Collected data:
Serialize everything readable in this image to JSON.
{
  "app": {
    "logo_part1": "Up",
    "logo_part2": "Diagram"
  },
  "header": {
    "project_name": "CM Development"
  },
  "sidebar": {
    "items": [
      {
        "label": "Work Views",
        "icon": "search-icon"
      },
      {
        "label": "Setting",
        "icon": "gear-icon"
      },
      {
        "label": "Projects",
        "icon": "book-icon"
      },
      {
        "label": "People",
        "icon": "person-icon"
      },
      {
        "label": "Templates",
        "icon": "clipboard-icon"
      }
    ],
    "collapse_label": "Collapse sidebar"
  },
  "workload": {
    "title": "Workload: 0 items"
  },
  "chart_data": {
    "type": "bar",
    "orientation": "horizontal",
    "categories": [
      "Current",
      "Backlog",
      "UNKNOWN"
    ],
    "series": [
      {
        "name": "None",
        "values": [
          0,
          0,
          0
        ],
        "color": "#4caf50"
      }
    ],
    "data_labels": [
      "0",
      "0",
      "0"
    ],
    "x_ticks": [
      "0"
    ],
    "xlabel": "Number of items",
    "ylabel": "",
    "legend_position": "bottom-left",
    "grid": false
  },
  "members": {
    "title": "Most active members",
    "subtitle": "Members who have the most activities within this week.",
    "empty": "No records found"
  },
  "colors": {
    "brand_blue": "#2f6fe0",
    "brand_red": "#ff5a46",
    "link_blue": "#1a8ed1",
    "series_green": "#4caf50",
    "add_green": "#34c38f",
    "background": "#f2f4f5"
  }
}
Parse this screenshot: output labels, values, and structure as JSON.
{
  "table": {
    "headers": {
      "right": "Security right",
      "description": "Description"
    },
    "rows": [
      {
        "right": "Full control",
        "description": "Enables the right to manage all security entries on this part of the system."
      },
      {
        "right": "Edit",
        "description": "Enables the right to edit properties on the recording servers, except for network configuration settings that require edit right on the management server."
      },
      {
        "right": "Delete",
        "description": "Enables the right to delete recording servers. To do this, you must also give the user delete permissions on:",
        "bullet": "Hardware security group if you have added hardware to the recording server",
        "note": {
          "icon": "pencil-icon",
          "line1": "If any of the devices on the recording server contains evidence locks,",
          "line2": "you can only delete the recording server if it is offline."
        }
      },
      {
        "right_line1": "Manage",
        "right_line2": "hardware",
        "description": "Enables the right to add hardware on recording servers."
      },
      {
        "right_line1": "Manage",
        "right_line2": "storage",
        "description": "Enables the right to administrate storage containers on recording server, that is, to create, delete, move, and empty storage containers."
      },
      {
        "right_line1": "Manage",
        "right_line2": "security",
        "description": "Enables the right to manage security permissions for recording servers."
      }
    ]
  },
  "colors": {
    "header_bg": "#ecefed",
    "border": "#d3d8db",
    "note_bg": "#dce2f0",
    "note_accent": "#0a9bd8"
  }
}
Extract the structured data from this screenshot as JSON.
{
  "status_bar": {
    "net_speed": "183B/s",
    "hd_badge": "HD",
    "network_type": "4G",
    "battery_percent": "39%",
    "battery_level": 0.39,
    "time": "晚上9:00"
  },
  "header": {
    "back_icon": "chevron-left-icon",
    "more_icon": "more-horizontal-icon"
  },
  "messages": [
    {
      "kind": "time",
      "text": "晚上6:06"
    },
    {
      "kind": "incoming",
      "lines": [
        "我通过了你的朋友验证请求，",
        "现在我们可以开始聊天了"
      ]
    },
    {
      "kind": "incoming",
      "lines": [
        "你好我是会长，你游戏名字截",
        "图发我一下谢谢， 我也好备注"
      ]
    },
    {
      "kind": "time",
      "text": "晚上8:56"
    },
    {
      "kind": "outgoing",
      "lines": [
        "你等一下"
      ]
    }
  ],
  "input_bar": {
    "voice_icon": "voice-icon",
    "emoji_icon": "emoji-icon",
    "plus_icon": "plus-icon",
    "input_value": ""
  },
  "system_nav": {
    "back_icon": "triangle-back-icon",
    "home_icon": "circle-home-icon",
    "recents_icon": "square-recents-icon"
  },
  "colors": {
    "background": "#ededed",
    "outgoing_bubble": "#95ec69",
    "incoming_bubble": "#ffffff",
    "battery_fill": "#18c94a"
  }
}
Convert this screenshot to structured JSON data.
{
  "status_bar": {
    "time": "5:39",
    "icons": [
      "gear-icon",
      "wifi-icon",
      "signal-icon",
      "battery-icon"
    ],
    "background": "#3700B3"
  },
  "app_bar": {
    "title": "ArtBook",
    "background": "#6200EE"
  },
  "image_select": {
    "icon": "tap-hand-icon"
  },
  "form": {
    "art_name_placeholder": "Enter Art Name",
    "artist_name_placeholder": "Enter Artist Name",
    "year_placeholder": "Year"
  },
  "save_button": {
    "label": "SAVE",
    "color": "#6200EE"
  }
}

▶ [WHAT TO WORK ON] Output every line above without altering anything.

▶ [THE REPLY]
Serialize everything readable in this image to JSON.
{
  "app": {
    "logo_part1": "Up",
    "logo_part2": "Diagram"
  },
  "header": {
    "project_name": "CM Development"
  },
  "sidebar": {
    "items": [
      {
        "label": "Work Views",
        "icon": "search-icon"
      },
      {
        "label": "Setting",
        "icon": "gear-icon"
      },
      {
        "label": "Projects",
        "icon": "book-icon"
      },
      {
        "label": "People",
        "icon": "person-icon"
      },
      {
        "label": "Templates",
        "icon": "clipboard-icon"
      }
    ],
    "collapse_label": "Collapse sidebar"
  },
  "workload": {
    "title": "Workload: 0 items"
  },
  "chart_data": {
    "type": "bar",
    "orientation": "horizontal",
    "categories": [
      "Current",
      "Backlog",
      "UNKNOWN"
    ],
    "series": [
      {
        "name": "None",
        "values": [
          0,
          0,
          0
        ],
        "color": "#4caf50"
      }
    ],
    "data_labels": [
      "0",
      "0",
      "0"
    ],
    "x_ticks": [
      "0"
    ],
    "xlabel": "Number of items",
    "ylabel": "",
    "legend_position": "bottom-left",
    "grid": false
  },
  "members": {
    "title": "Most active members",
    "subtitle": "Members who have the most activities within this week.",
    "empty": "No records found"
  },
  "colors": {
    "brand_blue": "#2f6fe0",
    "brand_red": "#ff5a46",
    "link_blue": "#1a8ed1",
    "series_green": "#4caf50",
    "add_green": "#34c38f",
    "background": "#f2f4f5"
  }
}
Parse this screenshot: output labels, values, and structure as JSON.
{
  "table": {
    "headers": {
      "right": "Security right",
      "description": "Description"
    },
    "rows": [
      {
        "right": "Full control",
        "description": "Enables the right to manage all security entries on this part of the system."
      },
      {
        "right": "Edit",
        "description": "Enables the right to edit properties on the recording servers, except for network configuration settings that require edit right on the management server."
      },
      {
        "right": "Delete",
        "description": "Enables the right to delete recording servers. To do this, you must also give the user delete permissions on:",
        "bullet": "Hardware security group if you have added hardware to the recording server",
        "note": {
          "icon": "pencil-icon",
          "line1": "If any of the devices on the recording server contains evidence locks,",
          "line2": "you can only delete the recording server if it is offline."
        }
      },
      {
        "right_line1": "Manage",
        "right_line2": "hardware",
        "description": "Enables the right to add hardware on recording servers."
      },
      {
        "right_line1": "Manage",
        "right_line2": "storage",
        "description": "Enables the right to administrate storage containers on recording server, that is, to create, delete, move, and empty storage containers."
      },
      {
        "right_line1": "Manage",
        "right_line2": "security",
        "description": "Enables the right to manage security permissions for recording servers."
      }
    ]
  },
  "colors": {
    "header_bg": "#ecefed",
    "border": "#d3d8db",
    "note_bg": "#dce2f0",
    "note_accent": "#0a9bd8"
  }
}
Extract the structured data from this screenshot as JSON.
{
  "status_bar": {
    "net_speed": "183B/s",
    "hd_badge": "HD",
    "network_type": "4G",
    "battery_percent": "39%",
    "battery_level": 0.39,
    "time": "晚上9:00"
  },
  "header": {
    "back_icon": "chevron-left-icon",
    "more_icon": "more-horizontal-icon"
  },
  "messages": [
    {
      "kind": "time",
      "text": "晚上6:06"
    },
    {
      "kind": "incoming",
      "lines": [
        "我通过了你的朋友验证请求，",
        "现在我们可以开始聊天了"
      ]
    },
    {
      "kind": "incoming",
      "lines": [
        "你好我是会长，你游戏名字截",
        "图发我一下谢谢， 我也好备注"
      ]
    },
    {
      "kind": "time",
      "text": "晚上8:56"
    },
    {
      "kind": "outgoing",
      "lines": [
        "你等一下"
      ]
    }
  ],
  "input_bar": {
    "voice_icon": "voice-icon",
    "emoji_icon": "emoji-icon",
    "plus_icon": "plus-icon",
    "input_value": ""
  },
  "system_nav": {
    "back_icon": "triangle-back-icon",
    "home_icon": "circle-home-icon",
    "recents_icon": "square-recents-icon"
  },
  "colors": {
    "background": "#ededed",
    "outgoing_bubble": "#95ec69",
    "incoming_bubble": "#ffffff",
    "battery_fill": "#18c94a"
  }
}
Convert this screenshot to structured JSON data.
{
  "status_bar": {
    "time": "5:39",
    "icons": [
      "gear-icon",
      "wifi-icon",
      "signal-icon",
      "battery-icon"
    ],
    "background": "#3700B3"
  },
  "app_bar": {
    "title": "ArtBook",
    "background": "#6200EE"
  },
  "image_select": {
    "icon": "tap-hand-icon"
  },
  "form": {
    "art_name_placeholder": "Enter Art Name",
    "artist_name_placeholder": "Enter Artist Name",
    "year_placeholder": "Year"
  },
  "save_button": {
    "label": "SAVE",
    "color": "#6200EE"
  }
}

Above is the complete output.